Data rows:
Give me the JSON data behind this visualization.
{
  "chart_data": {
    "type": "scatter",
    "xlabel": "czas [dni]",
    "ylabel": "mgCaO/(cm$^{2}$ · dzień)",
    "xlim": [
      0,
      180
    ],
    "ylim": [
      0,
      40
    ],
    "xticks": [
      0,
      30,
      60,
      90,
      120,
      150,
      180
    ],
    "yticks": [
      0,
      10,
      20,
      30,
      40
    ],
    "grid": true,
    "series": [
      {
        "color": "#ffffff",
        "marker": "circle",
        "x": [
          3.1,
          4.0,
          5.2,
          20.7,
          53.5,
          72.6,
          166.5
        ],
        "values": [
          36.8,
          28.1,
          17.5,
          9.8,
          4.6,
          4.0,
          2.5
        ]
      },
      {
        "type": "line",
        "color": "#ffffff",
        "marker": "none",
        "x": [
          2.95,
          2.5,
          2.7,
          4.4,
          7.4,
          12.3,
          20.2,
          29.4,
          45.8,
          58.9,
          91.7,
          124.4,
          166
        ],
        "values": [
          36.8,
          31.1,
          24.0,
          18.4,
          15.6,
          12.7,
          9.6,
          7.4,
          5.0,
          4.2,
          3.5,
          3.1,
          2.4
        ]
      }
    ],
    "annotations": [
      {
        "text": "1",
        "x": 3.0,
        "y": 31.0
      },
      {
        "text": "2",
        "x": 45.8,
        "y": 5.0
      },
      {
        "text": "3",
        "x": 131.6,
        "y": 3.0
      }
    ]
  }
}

---

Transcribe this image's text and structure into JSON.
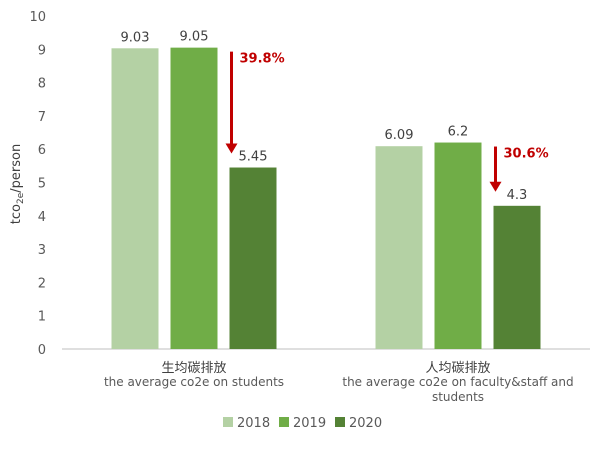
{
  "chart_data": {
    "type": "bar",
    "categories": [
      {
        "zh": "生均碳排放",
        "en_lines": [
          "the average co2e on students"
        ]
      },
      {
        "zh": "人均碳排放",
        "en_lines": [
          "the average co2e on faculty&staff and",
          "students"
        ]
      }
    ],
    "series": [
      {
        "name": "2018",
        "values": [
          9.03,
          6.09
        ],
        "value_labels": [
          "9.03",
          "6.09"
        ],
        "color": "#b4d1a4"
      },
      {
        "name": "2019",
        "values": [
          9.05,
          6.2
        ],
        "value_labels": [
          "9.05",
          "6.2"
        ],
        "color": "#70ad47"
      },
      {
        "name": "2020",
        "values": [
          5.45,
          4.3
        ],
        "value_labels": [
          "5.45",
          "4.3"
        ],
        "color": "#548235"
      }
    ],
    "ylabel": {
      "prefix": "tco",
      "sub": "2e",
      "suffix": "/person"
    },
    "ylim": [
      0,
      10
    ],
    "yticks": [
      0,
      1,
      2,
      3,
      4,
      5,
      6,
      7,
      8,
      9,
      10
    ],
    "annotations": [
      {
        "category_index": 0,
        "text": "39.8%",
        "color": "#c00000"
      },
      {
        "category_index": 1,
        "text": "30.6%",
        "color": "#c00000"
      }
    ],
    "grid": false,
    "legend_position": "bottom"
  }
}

What you are asked to do:
From the records above, pick out and copy each line holding the word "this".

Solution:
Give me the JSON data behind this visualization.
Transcribe this image's text and structure into JSON.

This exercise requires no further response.